[Chart and figure data]
__________
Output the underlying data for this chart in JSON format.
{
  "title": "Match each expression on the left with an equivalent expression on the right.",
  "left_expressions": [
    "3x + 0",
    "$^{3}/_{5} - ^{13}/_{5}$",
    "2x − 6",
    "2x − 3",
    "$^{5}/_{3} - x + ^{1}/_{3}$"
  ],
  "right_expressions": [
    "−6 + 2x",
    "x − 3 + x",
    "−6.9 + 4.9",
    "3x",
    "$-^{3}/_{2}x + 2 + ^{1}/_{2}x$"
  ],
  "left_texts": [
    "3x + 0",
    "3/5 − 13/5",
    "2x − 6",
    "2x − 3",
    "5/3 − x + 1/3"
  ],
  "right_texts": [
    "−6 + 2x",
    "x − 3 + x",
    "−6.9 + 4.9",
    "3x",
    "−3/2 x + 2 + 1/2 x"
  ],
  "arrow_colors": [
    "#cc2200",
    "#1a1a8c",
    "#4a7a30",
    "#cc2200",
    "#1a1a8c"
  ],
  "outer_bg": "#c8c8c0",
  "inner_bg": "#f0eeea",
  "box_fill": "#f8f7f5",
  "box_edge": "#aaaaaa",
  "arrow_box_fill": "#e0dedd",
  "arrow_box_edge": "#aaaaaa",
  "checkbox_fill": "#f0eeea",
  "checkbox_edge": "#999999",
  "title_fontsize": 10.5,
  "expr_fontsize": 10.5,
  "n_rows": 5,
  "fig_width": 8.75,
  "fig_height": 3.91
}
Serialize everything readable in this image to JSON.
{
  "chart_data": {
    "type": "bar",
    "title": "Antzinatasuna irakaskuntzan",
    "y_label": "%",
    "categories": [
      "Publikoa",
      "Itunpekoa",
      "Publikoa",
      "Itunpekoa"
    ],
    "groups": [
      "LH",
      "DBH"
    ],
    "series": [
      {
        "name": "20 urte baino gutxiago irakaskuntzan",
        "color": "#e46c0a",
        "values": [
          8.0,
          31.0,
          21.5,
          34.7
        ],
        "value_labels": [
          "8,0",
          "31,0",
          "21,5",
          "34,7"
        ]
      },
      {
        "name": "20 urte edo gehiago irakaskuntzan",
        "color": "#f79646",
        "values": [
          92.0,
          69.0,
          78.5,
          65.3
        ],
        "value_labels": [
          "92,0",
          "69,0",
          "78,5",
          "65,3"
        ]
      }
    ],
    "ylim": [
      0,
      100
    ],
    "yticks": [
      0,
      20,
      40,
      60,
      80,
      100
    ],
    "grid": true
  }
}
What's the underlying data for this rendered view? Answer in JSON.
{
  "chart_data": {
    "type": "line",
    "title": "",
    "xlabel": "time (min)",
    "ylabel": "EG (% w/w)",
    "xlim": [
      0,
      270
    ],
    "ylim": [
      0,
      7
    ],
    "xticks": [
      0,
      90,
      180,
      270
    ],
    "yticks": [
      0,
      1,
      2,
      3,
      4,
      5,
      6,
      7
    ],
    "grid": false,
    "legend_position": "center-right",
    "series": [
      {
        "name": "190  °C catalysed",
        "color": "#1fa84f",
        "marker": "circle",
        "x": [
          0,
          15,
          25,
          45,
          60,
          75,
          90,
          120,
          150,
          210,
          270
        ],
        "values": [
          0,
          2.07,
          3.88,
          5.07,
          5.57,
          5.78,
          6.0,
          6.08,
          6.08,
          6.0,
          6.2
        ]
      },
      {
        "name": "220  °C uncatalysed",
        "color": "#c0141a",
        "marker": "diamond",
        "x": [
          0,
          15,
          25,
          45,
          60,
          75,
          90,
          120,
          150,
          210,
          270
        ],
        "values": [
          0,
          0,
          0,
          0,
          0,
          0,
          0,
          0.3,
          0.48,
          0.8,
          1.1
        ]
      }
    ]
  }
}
__________
### WHAT IS REQUIRED
Of the lines in the data, how many contain the word "name"? Provide the number and nothing further.

### TASK ANSWER
4